§ INPUT ROWS

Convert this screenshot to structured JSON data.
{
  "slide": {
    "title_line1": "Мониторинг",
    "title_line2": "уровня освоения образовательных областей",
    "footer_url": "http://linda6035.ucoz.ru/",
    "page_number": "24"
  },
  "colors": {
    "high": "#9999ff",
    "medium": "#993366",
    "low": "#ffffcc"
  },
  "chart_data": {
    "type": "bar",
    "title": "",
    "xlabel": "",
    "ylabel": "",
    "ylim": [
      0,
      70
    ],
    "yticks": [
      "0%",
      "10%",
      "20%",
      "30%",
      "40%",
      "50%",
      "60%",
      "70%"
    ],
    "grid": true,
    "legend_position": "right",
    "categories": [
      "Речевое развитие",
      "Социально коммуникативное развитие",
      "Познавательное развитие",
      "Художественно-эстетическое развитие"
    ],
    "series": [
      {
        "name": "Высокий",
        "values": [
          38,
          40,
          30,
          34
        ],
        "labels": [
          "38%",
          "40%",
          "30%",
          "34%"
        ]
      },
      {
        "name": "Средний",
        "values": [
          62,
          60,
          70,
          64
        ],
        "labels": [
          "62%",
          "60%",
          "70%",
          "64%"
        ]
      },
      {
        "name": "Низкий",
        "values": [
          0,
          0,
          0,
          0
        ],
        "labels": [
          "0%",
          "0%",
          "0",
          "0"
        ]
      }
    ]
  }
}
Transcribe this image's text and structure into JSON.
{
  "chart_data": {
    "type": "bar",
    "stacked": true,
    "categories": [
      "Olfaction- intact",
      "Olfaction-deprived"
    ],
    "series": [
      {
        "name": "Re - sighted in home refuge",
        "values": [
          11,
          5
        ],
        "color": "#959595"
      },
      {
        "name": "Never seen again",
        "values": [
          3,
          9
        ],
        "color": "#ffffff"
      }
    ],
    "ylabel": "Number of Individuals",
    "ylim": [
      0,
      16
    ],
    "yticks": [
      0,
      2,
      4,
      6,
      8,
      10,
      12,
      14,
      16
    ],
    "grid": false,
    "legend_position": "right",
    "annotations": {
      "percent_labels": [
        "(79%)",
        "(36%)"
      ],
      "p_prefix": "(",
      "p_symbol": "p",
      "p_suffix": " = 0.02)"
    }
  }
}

§ WHAT IS REQUIRED
Print every entry exactly as written.

§ FINAL RESULT
Convert this screenshot to structured JSON data.
{
  "slide": {
    "title_line1": "Мониторинг",
    "title_line2": "уровня освоения образовательных областей",
    "footer_url": "http://linda6035.ucoz.ru/",
    "page_number": "24"
  },
  "colors": {
    "high": "#9999ff",
    "medium": "#993366",
    "low": "#ffffcc"
  },
  "chart_data": {
    "type": "bar",
    "title": "",
    "xlabel": "",
    "ylabel": "",
    "ylim": [
      0,
      70
    ],
    "yticks": [
      "0%",
      "10%",
      "20%",
      "30%",
      "40%",
      "50%",
      "60%",
      "70%"
    ],
    "grid": true,
    "legend_position": "right",
    "categories": [
      "Речевое развитие",
      "Социально коммуникативное развитие",
      "Познавательное развитие",
      "Художественно-эстетическое развитие"
    ],
    "series": [
      {
        "name": "Высокий",
        "values": [
          38,
          40,
          30,
          34
        ],
        "labels": [
          "38%",
          "40%",
          "30%",
          "34%"
        ]
      },
      {
        "name": "Средний",
        "values": [
          62,
          60,
          70,
          64
        ],
        "labels": [
          "62%",
          "60%",
          "70%",
          "64%"
        ]
      },
      {
        "name": "Низкий",
        "values": [
          0,
          0,
          0,
          0
        ],
        "labels": [
          "0%",
          "0%",
          "0",
          "0"
        ]
      }
    ]
  }
}
Transcribe this image's text and structure into JSON.
{
  "chart_data": {
    "type": "bar",
    "stacked": true,
    "categories": [
      "Olfaction- intact",
      "Olfaction-deprived"
    ],
    "series": [
      {
        "name": "Re - sighted in home refuge",
        "values": [
          11,
          5
        ],
        "color": "#959595"
      },
      {
        "name": "Never seen again",
        "values": [
          3,
          9
        ],
        "color": "#ffffff"
      }
    ],
    "ylabel": "Number of Individuals",
    "ylim": [
      0,
      16
    ],
    "yticks": [
      0,
      2,
      4,
      6,
      8,
      10,
      12,
      14,
      16
    ],
    "grid": false,
    "legend_position": "right",
    "annotations": {
      "percent_labels": [
        "(79%)",
        "(36%)"
      ],
      "p_prefix": "(",
      "p_symbol": "p",
      "p_suffix": " = 0.02)"
    }
  }
}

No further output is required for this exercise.